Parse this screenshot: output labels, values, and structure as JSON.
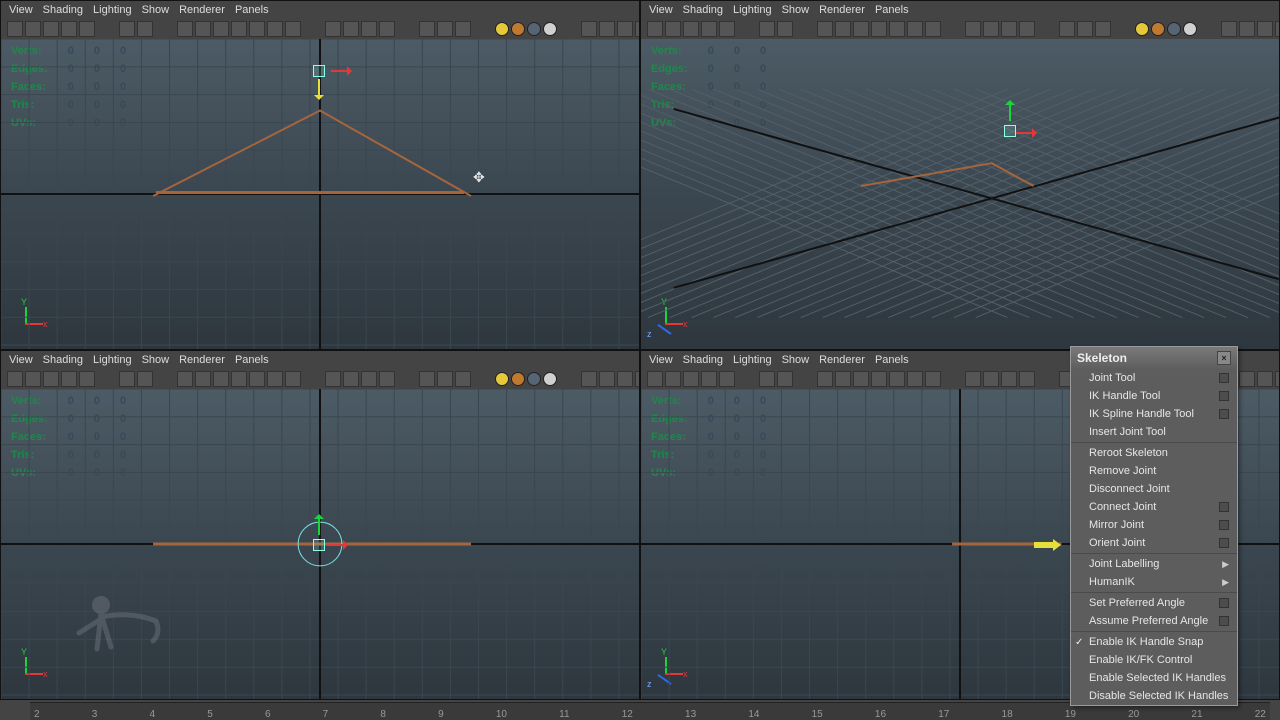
{
  "menus": [
    "View",
    "Shading",
    "Lighting",
    "Show",
    "Renderer",
    "Panels"
  ],
  "stats": {
    "labels": [
      "Verts:",
      "Edges:",
      "Faces:",
      "Tris:",
      "UVs:"
    ],
    "cols": [
      "0",
      "0",
      "0"
    ]
  },
  "skeleton": {
    "title": "Skeleton",
    "items": [
      {
        "label": "Joint Tool",
        "opt": true
      },
      {
        "label": "IK Handle Tool",
        "opt": true
      },
      {
        "label": "IK Spline Handle Tool",
        "opt": true
      },
      {
        "label": "Insert Joint Tool"
      },
      {
        "sep": true
      },
      {
        "label": "Reroot Skeleton"
      },
      {
        "label": "Remove Joint"
      },
      {
        "label": "Disconnect Joint"
      },
      {
        "label": "Connect Joint",
        "opt": true
      },
      {
        "label": "Mirror Joint",
        "opt": true
      },
      {
        "label": "Orient Joint",
        "opt": true
      },
      {
        "sep": true
      },
      {
        "label": "Joint Labelling",
        "submenu": true
      },
      {
        "label": "HumanIK",
        "submenu": true
      },
      {
        "sep": true
      },
      {
        "label": "Set Preferred Angle",
        "opt": true
      },
      {
        "label": "Assume Preferred Angle",
        "opt": true
      },
      {
        "sep": true
      },
      {
        "label": "Enable IK Handle Snap",
        "checked": true
      },
      {
        "label": "Enable IK/FK Control"
      },
      {
        "label": "Enable Selected IK Handles"
      },
      {
        "label": "Disable Selected IK Handles"
      }
    ]
  },
  "ruler": [
    "2",
    "3",
    "4",
    "5",
    "6",
    "7",
    "8",
    "9",
    "10",
    "11",
    "12",
    "13",
    "14",
    "15",
    "16",
    "17",
    "18",
    "19",
    "20",
    "21",
    "22"
  ],
  "toolbar_dots": [
    "#e6c93a",
    "#c07a30",
    "#556573",
    "#d0d0d0"
  ]
}
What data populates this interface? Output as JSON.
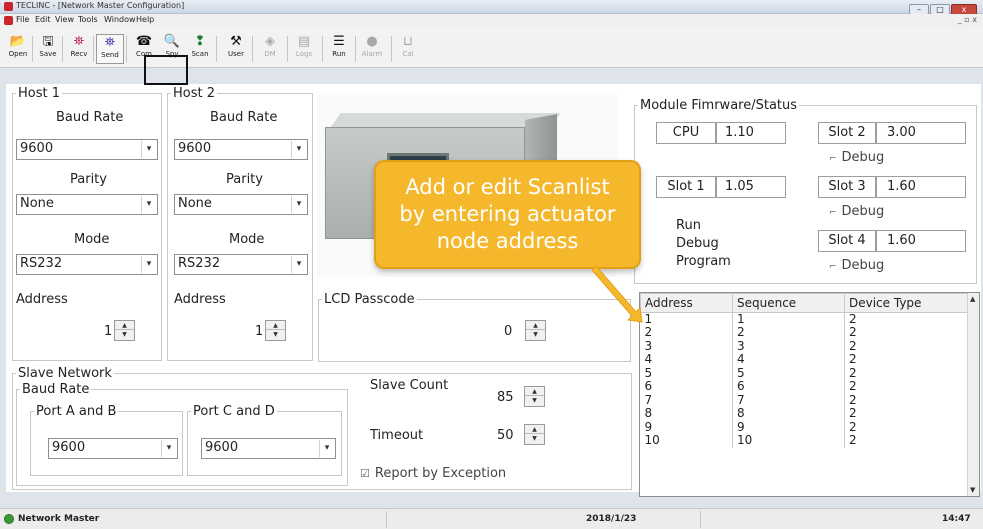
{
  "window": {
    "title": "TECLINC - [Network Master Configuration]",
    "min": "–",
    "max": "□",
    "close": "x"
  },
  "mdi_controls": "_ ▫ x",
  "menu": [
    "File",
    "Edit",
    "View",
    "Tools",
    "Window",
    "Help"
  ],
  "toolbar": [
    {
      "label": "Open",
      "icon": "folder-icon",
      "glyph": "📂"
    },
    {
      "label": "Save",
      "icon": "floppy-icon",
      "glyph": "🖫"
    },
    {
      "label": "Recv",
      "icon": "receive-icon",
      "glyph": "⛯"
    },
    {
      "label": "Send",
      "icon": "send-icon",
      "glyph": "⛯"
    },
    {
      "label": "Com",
      "icon": "phone-icon",
      "glyph": "☎"
    },
    {
      "label": "Spy",
      "icon": "magnifier-icon",
      "glyph": "🔍"
    },
    {
      "label": "Scan",
      "icon": "scan-icon",
      "glyph": "❢"
    },
    {
      "label": "User",
      "icon": "user-icon",
      "glyph": "⚒"
    },
    {
      "label": "DM",
      "icon": "dm-icon",
      "glyph": "◈"
    },
    {
      "label": "Logs",
      "icon": "logs-icon",
      "glyph": "▤"
    },
    {
      "label": "Run",
      "icon": "run-icon",
      "glyph": "☰"
    },
    {
      "label": "Alarm",
      "icon": "alarm-icon",
      "glyph": "●"
    },
    {
      "label": "Cal",
      "icon": "cal-icon",
      "glyph": "⊔"
    }
  ],
  "host1": {
    "legend": "Host 1",
    "baud_label": "Baud Rate",
    "baud": "9600",
    "parity_label": "Parity",
    "parity": "None",
    "mode_label": "Mode",
    "mode": "RS232",
    "address_label": "Address",
    "address": "1"
  },
  "host2": {
    "legend": "Host 2",
    "baud_label": "Baud Rate",
    "baud": "9600",
    "parity_label": "Parity",
    "parity": "None",
    "mode_label": "Mode",
    "mode": "RS232",
    "address_label": "Address",
    "address": "1"
  },
  "lcd": {
    "legend": "LCD Passcode",
    "value": "0"
  },
  "module": {
    "legend": "Module Fimrware/Status",
    "cpu_label": "CPU",
    "cpu": "1.10",
    "slot1_label": "Slot 1",
    "slot1": "1.05",
    "slot2_label": "Slot 2",
    "slot2": "3.00",
    "slot3_label": "Slot 3",
    "slot3": "1.60",
    "slot4_label": "Slot 4",
    "slot4": "1.60",
    "debug": "Debug",
    "run": "Run",
    "debug_radio": "Debug",
    "program": "Program"
  },
  "slave": {
    "legend": "Slave Network",
    "baud_legend": "Baud Rate",
    "port_ab": "Port A and B",
    "port_ab_val": "9600",
    "port_cd": "Port C and D",
    "port_cd_val": "9600",
    "count_label": "Slave Count",
    "count": "85",
    "timeout_label": "Timeout",
    "timeout": "50",
    "report": "Report by Exception"
  },
  "scanlist": {
    "headers": [
      "Address",
      "Sequence",
      "Device Type"
    ],
    "rows": [
      [
        "1",
        "1",
        "2"
      ],
      [
        "2",
        "2",
        "2"
      ],
      [
        "3",
        "3",
        "2"
      ],
      [
        "4",
        "4",
        "2"
      ],
      [
        "5",
        "5",
        "2"
      ],
      [
        "6",
        "6",
        "2"
      ],
      [
        "7",
        "7",
        "2"
      ],
      [
        "8",
        "8",
        "2"
      ],
      [
        "9",
        "9",
        "2"
      ],
      [
        "10",
        "10",
        "2"
      ]
    ]
  },
  "callout": {
    "line1": "Add or edit Scanlist",
    "line2": "by entering actuator",
    "line3": "node address"
  },
  "status": {
    "app": "Network Master",
    "date": "2018/1/23",
    "time": "14:47"
  },
  "colors": {
    "callout": "#f5b82c",
    "status_icon": "#3c9b36"
  }
}
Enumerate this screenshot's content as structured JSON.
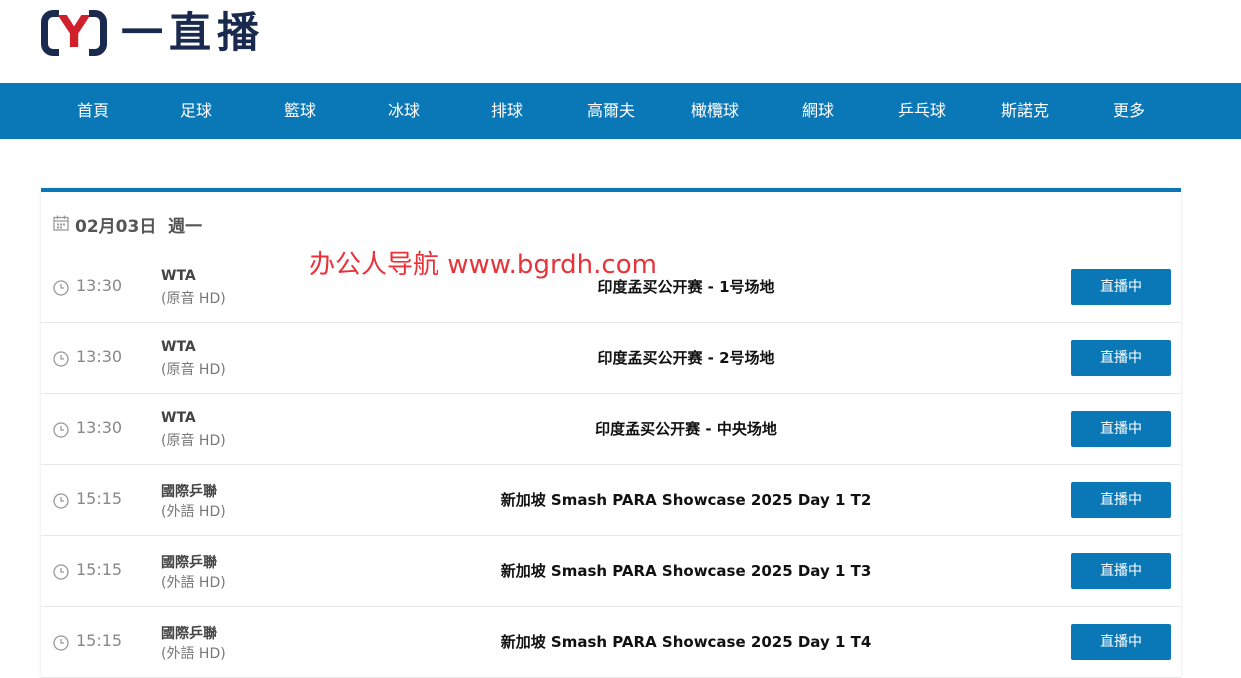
{
  "site": {
    "logo_text": "一直播",
    "logo_mark": "Y"
  },
  "nav": {
    "items": [
      {
        "label": "首頁"
      },
      {
        "label": "足球"
      },
      {
        "label": "籃球"
      },
      {
        "label": "冰球"
      },
      {
        "label": "排球"
      },
      {
        "label": "高爾夫"
      },
      {
        "label": "橄欖球"
      },
      {
        "label": "網球"
      },
      {
        "label": "乒乓球"
      },
      {
        "label": "斯諾克"
      },
      {
        "label": "更多"
      }
    ]
  },
  "watermark": "办公人导航  www.bgrdh.com",
  "schedule": {
    "date": "02月03日",
    "weekday": "週一",
    "rows": [
      {
        "time": "13:30",
        "league": "WTA",
        "sub": "(原音 HD)",
        "match": "印度孟买公开赛 - 1号场地",
        "button": "直播中"
      },
      {
        "time": "13:30",
        "league": "WTA",
        "sub": "(原音 HD)",
        "match": "印度孟买公开赛 - 2号场地",
        "button": "直播中"
      },
      {
        "time": "13:30",
        "league": "WTA",
        "sub": "(原音 HD)",
        "match": "印度孟买公开赛 - 中央场地",
        "button": "直播中"
      },
      {
        "time": "15:15",
        "league": "國際乒聯",
        "sub": "(外語 HD)",
        "match": "新加坡 Smash PARA Showcase 2025 Day 1 T2",
        "button": "直播中"
      },
      {
        "time": "15:15",
        "league": "國際乒聯",
        "sub": "(外語 HD)",
        "match": "新加坡 Smash PARA Showcase 2025 Day 1 T3",
        "button": "直播中"
      },
      {
        "time": "15:15",
        "league": "國際乒聯",
        "sub": "(外語 HD)",
        "match": "新加坡 Smash PARA Showcase 2025 Day 1 T4",
        "button": "直播中"
      }
    ]
  },
  "colors": {
    "brand_blue": "#0a77b6",
    "logo_red": "#d0202b",
    "logo_navy": "#1a2a4f",
    "watermark_red": "#e8333a"
  }
}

- Your objective: Repeat the lines from the line containing "Enumerate this screenshot's" through the end of the material above exactly, with no pictures and nothing else.

- Answer:
Enumerate this screenshot's content as structured JSON.
{
  "site": {
    "logo_text": "一直播",
    "logo_mark": "Y"
  },
  "nav": {
    "items": [
      {
        "label": "首頁"
      },
      {
        "label": "足球"
      },
      {
        "label": "籃球"
      },
      {
        "label": "冰球"
      },
      {
        "label": "排球"
      },
      {
        "label": "高爾夫"
      },
      {
        "label": "橄欖球"
      },
      {
        "label": "網球"
      },
      {
        "label": "乒乓球"
      },
      {
        "label": "斯諾克"
      },
      {
        "label": "更多"
      }
    ]
  },
  "watermark": "办公人导航  www.bgrdh.com",
  "schedule": {
    "date": "02月03日",
    "weekday": "週一",
    "rows": [
      {
        "time": "13:30",
        "league": "WTA",
        "sub": "(原音 HD)",
        "match": "印度孟买公开赛 - 1号场地",
        "button": "直播中"
      },
      {
        "time": "13:30",
        "league": "WTA",
        "sub": "(原音 HD)",
        "match": "印度孟买公开赛 - 2号场地",
        "button": "直播中"
      },
      {
        "time": "13:30",
        "league": "WTA",
        "sub": "(原音 HD)",
        "match": "印度孟买公开赛 - 中央场地",
        "button": "直播中"
      },
      {
        "time": "15:15",
        "league": "國際乒聯",
        "sub": "(外語 HD)",
        "match": "新加坡 Smash PARA Showcase 2025 Day 1 T2",
        "button": "直播中"
      },
      {
        "time": "15:15",
        "league": "國際乒聯",
        "sub": "(外語 HD)",
        "match": "新加坡 Smash PARA Showcase 2025 Day 1 T3",
        "button": "直播中"
      },
      {
        "time": "15:15",
        "league": "國際乒聯",
        "sub": "(外語 HD)",
        "match": "新加坡 Smash PARA Showcase 2025 Day 1 T4",
        "button": "直播中"
      }
    ]
  },
  "colors": {
    "brand_blue": "#0a77b6",
    "logo_red": "#d0202b",
    "logo_navy": "#1a2a4f",
    "watermark_red": "#e8333a"
  }
}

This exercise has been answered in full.